** Goal of the exercise **
In the copy, include every entry exactly but none of the images.
# # # # #
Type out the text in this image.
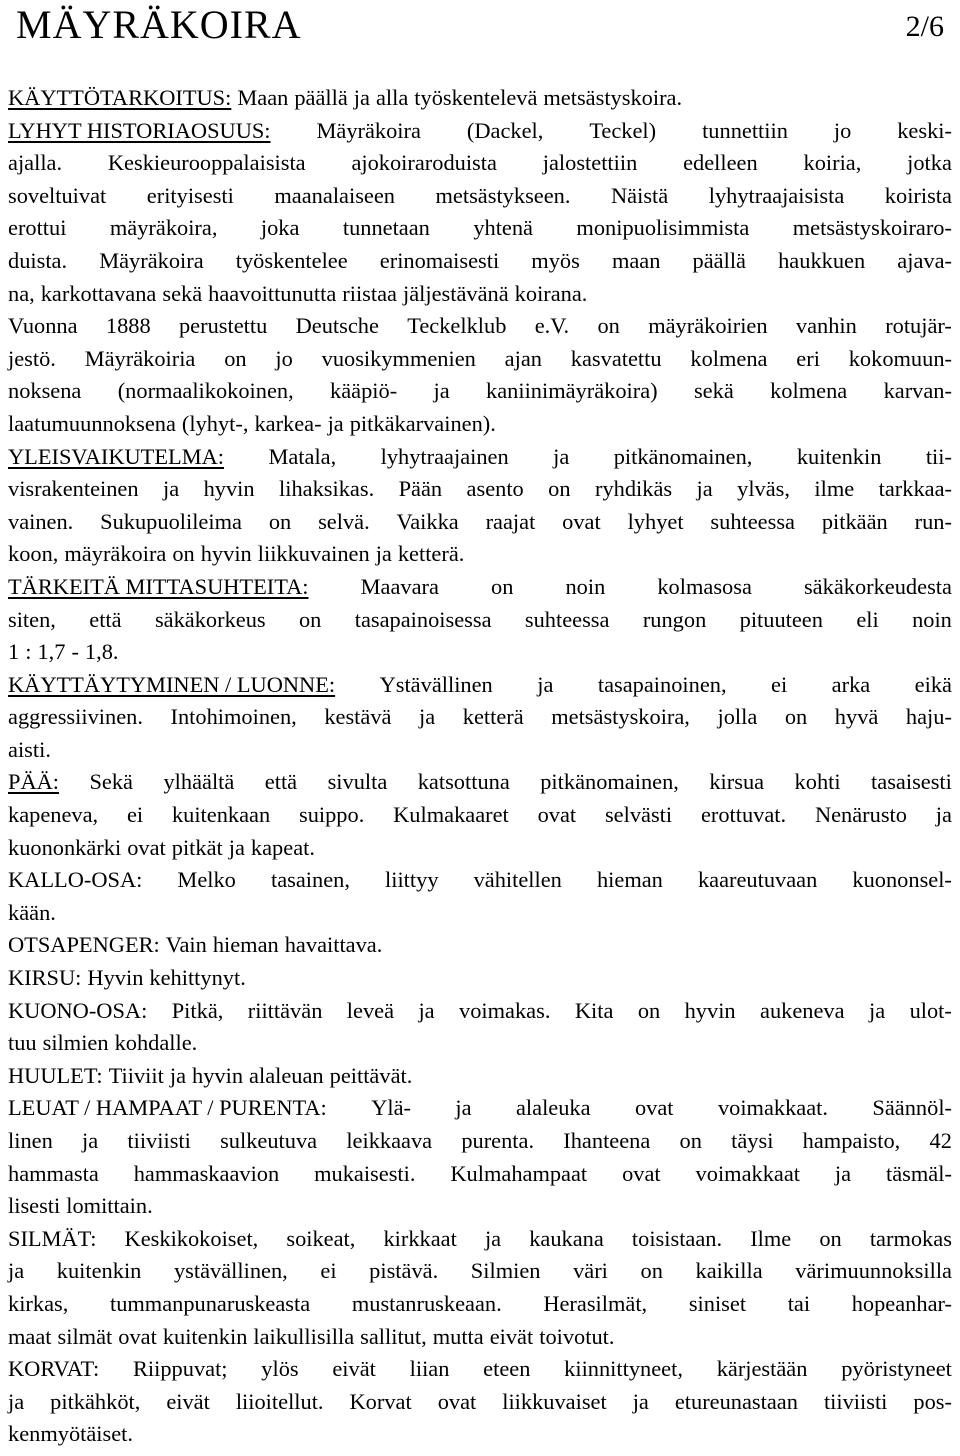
MÄYRÄKOIRA	2/6
KÄYTTÖTARKOITUS: Maan päällä ja alla työskentelevä metsästyskoira.
LYHYT HISTORIAOSUUS: Mäyräkoira (Dackel, Teckel) tunnettiin jo keski-
ajalla. Keskieurooppalaisista ajokoiraroduista jalostettiin edelleen koiria, jotka
soveltuivat erityisesti maanalaiseen metsästykseen. Näistä lyhytraajaisista koirista
erottui mäyräkoira, joka tunnetaan yhtenä monipuolisimmista metsästyskoiraro-
duista. Mäyräkoira työskentelee erinomaisesti myös maan päällä haukkuen ajava-
na, karkottavana sekä haavoittunutta riistaa jäljestävänä koirana.
Vuonna 1888 perustettu Deutsche Teckelklub e.V. on mäyräkoirien vanhin rotujär-
jestö. Mäyräkoiria on jo vuosikymmenien ajan kasvatettu kolmena eri kokomuun-
noksena (normaalikokoinen, kääpiö- ja kaniinimäyräkoira) sekä kolmena karvan-
laatumuunnoksena (lyhyt-, karkea- ja pitkäkarvainen).
YLEISVAIKUTELMA: Matala, lyhytraajainen ja pitkänomainen, kuitenkin tii-
visrakenteinen ja hyvin lihaksikas. Pään asento on ryhdikäs ja ylväs, ilme tarkkaa-
vainen. Sukupuolileima on selvä. Vaikka raajat ovat lyhyet suhteessa pitkään run-
koon, mäyräkoira on hyvin liikkuvainen ja ketterä.
TÄRKEITÄ MITTASUHTEITA: Maavara on noin kolmasosa säkäkorkeudesta
siten, että säkäkorkeus on tasapainoisessa suhteessa rungon pituuteen eli noin
1 : 1,7 - 1,8.
KÄYTTÄYTYMINEN / LUONNE: Ystävällinen ja tasapainoinen, ei arka eikä
aggressiivinen. Intohimoinen, kestävä ja ketterä metsästyskoira, jolla on hyvä haju-
aisti.
PÄÄ: Sekä ylhäältä että sivulta katsottuna pitkänomainen, kirsua kohti tasaisesti
kapeneva, ei kuitenkaan suippo. Kulmakaaret ovat selvästi erottuvat. Nenärusto ja
kuononkärki ovat pitkät ja kapeat.
KALLO-OSA: Melko tasainen, liittyy vähitellen hieman kaareutuvaan kuononsel-
kään.
OTSAPENGER: Vain hieman havaittava.
KIRSU: Hyvin kehittynyt.
KUONO-OSA: Pitkä, riittävän leveä ja voimakas. Kita on hyvin aukeneva ja ulot-
tuu silmien kohdalle.
HUULET: Tiiviit ja hyvin alaleuan peittävät.
LEUAT / HAMPAAT / PURENTA: Ylä- ja alaleuka ovat voimakkaat. Säännöl-
linen ja tiiviisti sulkeutuva leikkaava purenta. Ihanteena on täysi hampaisto, 42
hammasta hammaskaavion mukaisesti. Kulmahampaat ovat voimakkaat ja täsmäl-
lisesti lomittain.
SILMÄT: Keskikokoiset, soikeat, kirkkaat ja kaukana toisistaan. Ilme on tarmokas
ja kuitenkin ystävällinen, ei pistävä. Silmien väri on kaikilla värimuunnoksilla
kirkas, tummanpunaruskeasta mustanruskeaan. Herasilmät, siniset tai hopeanhar-
maat silmät ovat kuitenkin laikullisilla sallitut, mutta eivät toivotut.
KORVAT: Riippuvat; ylös eivät liian eteen kiinnittyneet, kärjestään pyöristyneet
ja pitkähköt, eivät liioitellut. Korvat ovat liikkuvaiset ja etureunastaan tiiviisti pos-
kenmyötäiset.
# # # # #
** The completed task **
Type out the text in this image.
MÄYRÄKOIRA	2/6
KÄYTTÖTARKOITUS: Maan päällä ja alla työskentelevä metsästyskoira.
LYHYT HISTORIAOSUUS: Mäyräkoira (Dackel, Teckel) tunnettiin jo keski-
ajalla. Keskieurooppalaisista ajokoiraroduista jalostettiin edelleen koiria, jotka
soveltuivat erityisesti maanalaiseen metsästykseen. Näistä lyhytraajaisista koirista
erottui mäyräkoira, joka tunnetaan yhtenä monipuolisimmista metsästyskoiraro-
duista. Mäyräkoira työskentelee erinomaisesti myös maan päällä haukkuen ajava-
na, karkottavana sekä haavoittunutta riistaa jäljestävänä koirana.
Vuonna 1888 perustettu Deutsche Teckelklub e.V. on mäyräkoirien vanhin rotujär-
jestö. Mäyräkoiria on jo vuosikymmenien ajan kasvatettu kolmena eri kokomuun-
noksena (normaalikokoinen, kääpiö- ja kaniinimäyräkoira) sekä kolmena karvan-
laatumuunnoksena (lyhyt-, karkea- ja pitkäkarvainen).
YLEISVAIKUTELMA: Matala, lyhytraajainen ja pitkänomainen, kuitenkin tii-
visrakenteinen ja hyvin lihaksikas. Pään asento on ryhdikäs ja ylväs, ilme tarkkaa-
vainen. Sukupuolileima on selvä. Vaikka raajat ovat lyhyet suhteessa pitkään run-
koon, mäyräkoira on hyvin liikkuvainen ja ketterä.
TÄRKEITÄ MITTASUHTEITA: Maavara on noin kolmasosa säkäkorkeudesta
siten, että säkäkorkeus on tasapainoisessa suhteessa rungon pituuteen eli noin
1 : 1,7 - 1,8.
KÄYTTÄYTYMINEN / LUONNE: Ystävällinen ja tasapainoinen, ei arka eikä
aggressiivinen. Intohimoinen, kestävä ja ketterä metsästyskoira, jolla on hyvä haju-
aisti.
PÄÄ: Sekä ylhäältä että sivulta katsottuna pitkänomainen, kirsua kohti tasaisesti
kapeneva, ei kuitenkaan suippo. Kulmakaaret ovat selvästi erottuvat. Nenärusto ja
kuononkärki ovat pitkät ja kapeat.
KALLO-OSA: Melko tasainen, liittyy vähitellen hieman kaareutuvaan kuononsel-
kään.
OTSAPENGER: Vain hieman havaittava.
KIRSU: Hyvin kehittynyt.
KUONO-OSA: Pitkä, riittävän leveä ja voimakas. Kita on hyvin aukeneva ja ulot-
tuu silmien kohdalle.
HUULET: Tiiviit ja hyvin alaleuan peittävät.
LEUAT / HAMPAAT / PURENTA: Ylä- ja alaleuka ovat voimakkaat. Säännöl-
linen ja tiiviisti sulkeutuva leikkaava purenta. Ihanteena on täysi hampaisto, 42
hammasta hammaskaavion mukaisesti. Kulmahampaat ovat voimakkaat ja täsmäl-
lisesti lomittain.
SILMÄT: Keskikokoiset, soikeat, kirkkaat ja kaukana toisistaan. Ilme on tarmokas
ja kuitenkin ystävällinen, ei pistävä. Silmien väri on kaikilla värimuunnoksilla
kirkas, tummanpunaruskeasta mustanruskeaan. Herasilmät, siniset tai hopeanhar-
maat silmät ovat kuitenkin laikullisilla sallitut, mutta eivät toivotut.
KORVAT: Riippuvat; ylös eivät liian eteen kiinnittyneet, kärjestään pyöristyneet
ja pitkähköt, eivät liioitellut. Korvat ovat liikkuvaiset ja etureunastaan tiiviisti pos-
kenmyötäiset.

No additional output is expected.